*Written exercise*
Below are some records. Copy every line in them that holds "excavated".

begin Dataset rows

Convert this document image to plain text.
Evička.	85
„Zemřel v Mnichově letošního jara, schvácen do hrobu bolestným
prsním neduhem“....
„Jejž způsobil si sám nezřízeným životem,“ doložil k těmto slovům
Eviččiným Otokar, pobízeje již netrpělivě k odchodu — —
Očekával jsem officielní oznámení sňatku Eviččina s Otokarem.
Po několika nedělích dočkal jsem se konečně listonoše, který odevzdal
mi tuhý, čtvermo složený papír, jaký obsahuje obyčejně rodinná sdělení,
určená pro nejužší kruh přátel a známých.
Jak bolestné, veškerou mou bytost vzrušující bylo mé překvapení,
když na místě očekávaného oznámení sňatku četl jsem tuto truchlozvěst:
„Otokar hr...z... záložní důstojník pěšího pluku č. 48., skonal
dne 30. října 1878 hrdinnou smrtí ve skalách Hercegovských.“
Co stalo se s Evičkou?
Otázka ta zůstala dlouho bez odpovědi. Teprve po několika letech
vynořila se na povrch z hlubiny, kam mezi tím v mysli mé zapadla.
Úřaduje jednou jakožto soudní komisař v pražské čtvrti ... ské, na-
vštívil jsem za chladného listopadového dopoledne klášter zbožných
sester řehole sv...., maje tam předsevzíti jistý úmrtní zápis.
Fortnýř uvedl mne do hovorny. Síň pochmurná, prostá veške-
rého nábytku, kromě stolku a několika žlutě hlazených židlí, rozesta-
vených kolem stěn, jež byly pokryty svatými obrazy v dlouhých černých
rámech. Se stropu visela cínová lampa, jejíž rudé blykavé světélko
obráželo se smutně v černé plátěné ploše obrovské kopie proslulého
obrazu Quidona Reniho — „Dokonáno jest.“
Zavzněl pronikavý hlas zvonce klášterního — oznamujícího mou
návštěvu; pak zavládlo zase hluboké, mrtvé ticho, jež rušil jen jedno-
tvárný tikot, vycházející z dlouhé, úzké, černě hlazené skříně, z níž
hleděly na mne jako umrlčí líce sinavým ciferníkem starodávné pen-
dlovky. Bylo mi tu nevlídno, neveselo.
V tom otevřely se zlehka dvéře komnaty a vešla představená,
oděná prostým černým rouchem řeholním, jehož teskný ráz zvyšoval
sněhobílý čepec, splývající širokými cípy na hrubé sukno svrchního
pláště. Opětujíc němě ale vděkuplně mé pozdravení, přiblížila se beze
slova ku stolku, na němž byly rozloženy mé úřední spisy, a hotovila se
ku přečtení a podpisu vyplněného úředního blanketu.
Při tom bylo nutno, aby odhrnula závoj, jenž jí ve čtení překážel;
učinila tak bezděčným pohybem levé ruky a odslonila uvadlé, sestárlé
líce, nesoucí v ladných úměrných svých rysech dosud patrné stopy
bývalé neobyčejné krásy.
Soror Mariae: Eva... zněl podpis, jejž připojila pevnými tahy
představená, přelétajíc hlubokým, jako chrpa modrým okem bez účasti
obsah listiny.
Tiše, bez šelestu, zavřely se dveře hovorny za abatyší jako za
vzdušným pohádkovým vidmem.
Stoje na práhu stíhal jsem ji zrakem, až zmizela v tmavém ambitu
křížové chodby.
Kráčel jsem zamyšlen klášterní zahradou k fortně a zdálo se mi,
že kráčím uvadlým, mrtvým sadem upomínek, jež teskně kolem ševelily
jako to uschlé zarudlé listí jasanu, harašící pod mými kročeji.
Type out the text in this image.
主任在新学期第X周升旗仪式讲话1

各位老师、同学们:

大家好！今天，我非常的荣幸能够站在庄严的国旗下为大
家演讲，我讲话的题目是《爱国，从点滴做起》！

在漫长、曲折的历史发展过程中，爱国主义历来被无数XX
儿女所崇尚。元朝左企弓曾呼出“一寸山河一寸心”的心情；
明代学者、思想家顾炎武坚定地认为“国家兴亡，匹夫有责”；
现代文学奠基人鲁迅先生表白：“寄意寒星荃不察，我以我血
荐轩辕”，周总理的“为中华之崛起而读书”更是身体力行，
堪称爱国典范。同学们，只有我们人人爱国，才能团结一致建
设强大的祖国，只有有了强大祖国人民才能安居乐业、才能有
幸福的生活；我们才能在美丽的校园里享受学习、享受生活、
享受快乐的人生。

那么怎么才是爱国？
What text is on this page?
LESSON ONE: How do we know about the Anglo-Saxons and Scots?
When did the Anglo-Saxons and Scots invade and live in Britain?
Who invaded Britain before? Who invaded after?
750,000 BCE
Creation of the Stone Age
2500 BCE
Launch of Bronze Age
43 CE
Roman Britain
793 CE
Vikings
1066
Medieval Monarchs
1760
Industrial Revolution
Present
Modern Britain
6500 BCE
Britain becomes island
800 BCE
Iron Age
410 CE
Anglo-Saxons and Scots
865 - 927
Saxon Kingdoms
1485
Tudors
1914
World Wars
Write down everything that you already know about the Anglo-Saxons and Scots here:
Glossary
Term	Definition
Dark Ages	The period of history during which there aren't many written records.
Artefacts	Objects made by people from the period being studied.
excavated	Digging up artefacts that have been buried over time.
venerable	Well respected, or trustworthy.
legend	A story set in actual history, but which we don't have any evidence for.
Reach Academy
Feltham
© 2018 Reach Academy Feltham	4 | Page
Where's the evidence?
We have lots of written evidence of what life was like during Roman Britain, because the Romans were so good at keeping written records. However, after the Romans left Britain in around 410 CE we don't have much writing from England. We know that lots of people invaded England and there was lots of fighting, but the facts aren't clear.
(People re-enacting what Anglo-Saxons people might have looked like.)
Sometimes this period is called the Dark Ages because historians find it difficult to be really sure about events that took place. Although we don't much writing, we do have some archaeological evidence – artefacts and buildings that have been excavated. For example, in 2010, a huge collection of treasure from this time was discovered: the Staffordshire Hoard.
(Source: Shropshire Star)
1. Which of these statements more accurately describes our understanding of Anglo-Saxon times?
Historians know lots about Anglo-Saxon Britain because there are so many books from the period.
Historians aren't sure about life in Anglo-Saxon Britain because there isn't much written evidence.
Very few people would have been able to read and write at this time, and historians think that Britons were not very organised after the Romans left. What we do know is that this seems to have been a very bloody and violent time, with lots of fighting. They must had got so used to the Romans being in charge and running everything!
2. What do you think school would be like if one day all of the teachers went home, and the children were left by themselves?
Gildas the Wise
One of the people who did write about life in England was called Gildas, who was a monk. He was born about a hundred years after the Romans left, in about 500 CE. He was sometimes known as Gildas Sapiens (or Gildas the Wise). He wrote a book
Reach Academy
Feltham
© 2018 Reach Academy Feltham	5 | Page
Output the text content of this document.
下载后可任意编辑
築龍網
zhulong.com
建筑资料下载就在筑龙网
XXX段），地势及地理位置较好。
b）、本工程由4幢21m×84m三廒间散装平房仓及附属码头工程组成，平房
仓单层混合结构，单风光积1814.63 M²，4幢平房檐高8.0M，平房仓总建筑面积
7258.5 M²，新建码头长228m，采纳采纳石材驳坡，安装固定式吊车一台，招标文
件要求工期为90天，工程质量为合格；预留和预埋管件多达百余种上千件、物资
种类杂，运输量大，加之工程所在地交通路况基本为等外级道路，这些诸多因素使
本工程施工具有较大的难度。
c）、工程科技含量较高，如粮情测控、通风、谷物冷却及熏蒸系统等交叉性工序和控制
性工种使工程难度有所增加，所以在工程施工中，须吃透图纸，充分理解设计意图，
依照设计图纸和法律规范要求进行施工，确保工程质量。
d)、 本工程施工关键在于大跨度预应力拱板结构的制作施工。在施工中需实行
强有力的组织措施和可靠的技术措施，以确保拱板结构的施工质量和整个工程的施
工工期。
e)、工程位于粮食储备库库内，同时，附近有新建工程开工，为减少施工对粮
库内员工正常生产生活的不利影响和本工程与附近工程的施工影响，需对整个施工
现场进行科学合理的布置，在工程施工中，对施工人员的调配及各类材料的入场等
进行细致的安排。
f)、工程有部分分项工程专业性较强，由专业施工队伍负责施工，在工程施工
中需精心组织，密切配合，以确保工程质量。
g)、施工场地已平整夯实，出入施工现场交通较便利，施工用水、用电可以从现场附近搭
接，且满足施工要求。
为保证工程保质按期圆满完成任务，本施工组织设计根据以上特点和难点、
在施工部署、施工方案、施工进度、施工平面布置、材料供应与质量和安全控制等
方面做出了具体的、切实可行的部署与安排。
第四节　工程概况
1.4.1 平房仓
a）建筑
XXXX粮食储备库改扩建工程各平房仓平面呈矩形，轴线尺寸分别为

end Dataset rows

*The response*
excavated	Digging up artefacts that have been buried over time.
Sometimes this period is called the Dark Ages because historians find it difficult to be really sure about events that took place. Although we don't much writing, we do have some archaeological evidence – artefacts and buildings that have been excavated. For example, in 2010, a huge collection of treasure from this time was discovered: the Staffordshire Hoard.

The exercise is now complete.